__Objective__: Show all lines that include the string "color"; copy each one.

__Records supplied__:
::::::

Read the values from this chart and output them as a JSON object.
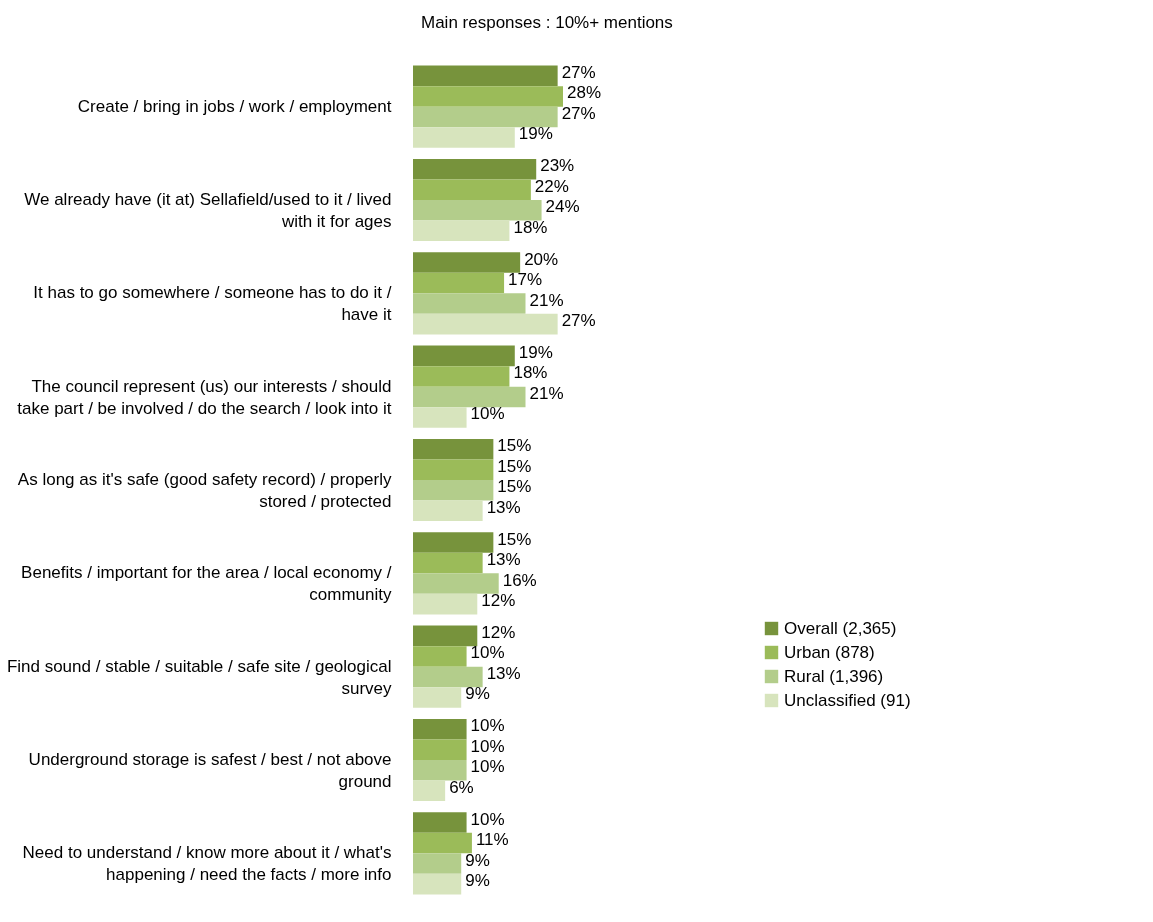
{
  "chart_data": {
    "type": "bar",
    "orientation": "horizontal",
    "title": "Main responses : 10%+ mentions",
    "categories": [
      "Create / bring in jobs / work / employment",
      "We already have (it at) Sellafield/used to it / lived with it for ages",
      "It has to go somewhere / someone has to do it / have it",
      "The council represent (us) our interests / should take part / be involved / do the search / look into it",
      "As long as it's safe (good safety record) / properly stored / protected",
      "Benefits / important for the area / local economy / community",
      "Find sound / stable / suitable / safe site / geological survey",
      "Underground storage is safest / best / not above ground",
      "Need to understand / know more about it / what's happening / need the facts / more info"
    ],
    "series": [
      {
        "name": "Overall (2,365)",
        "color": "#77933c",
        "values": [
          27,
          23,
          20,
          19,
          15,
          15,
          12,
          10,
          10
        ],
        "value_labels": [
          "27%",
          "23%",
          "20%",
          "19%",
          "15%",
          "15%",
          "12%",
          "10%",
          "10%"
        ]
      },
      {
        "name": "Urban (878)",
        "color": "#9bbb59",
        "values": [
          28,
          22,
          17,
          18,
          15,
          13,
          10,
          10,
          11
        ],
        "value_labels": [
          "28%",
          "22%",
          "17%",
          "18%",
          "15%",
          "13%",
          "10%",
          "10%",
          "11%"
        ]
      },
      {
        "name": "Rural (1,396)",
        "color": "#b3cd8b",
        "values": [
          27,
          24,
          21,
          21,
          15,
          16,
          13,
          10,
          9
        ],
        "value_labels": [
          "27%",
          "24%",
          "21%",
          "21%",
          "15%",
          "16%",
          "13%",
          "10%",
          "9%"
        ]
      },
      {
        "name": "Unclassified (91)",
        "color": "#d7e4bd",
        "values": [
          19,
          18,
          27,
          10,
          13,
          12,
          9,
          6,
          9
        ],
        "value_labels": [
          "19%",
          "18%",
          "27%",
          "10%",
          "13%",
          "12%",
          "9%",
          "6%",
          "9%"
        ]
      }
    ],
    "legend": "right"
  }
}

::::::

__Result__:
        "color": "#77933c",
        "color": "#9bbb59",
        "color": "#b3cd8b",
        "color": "#d7e4bd",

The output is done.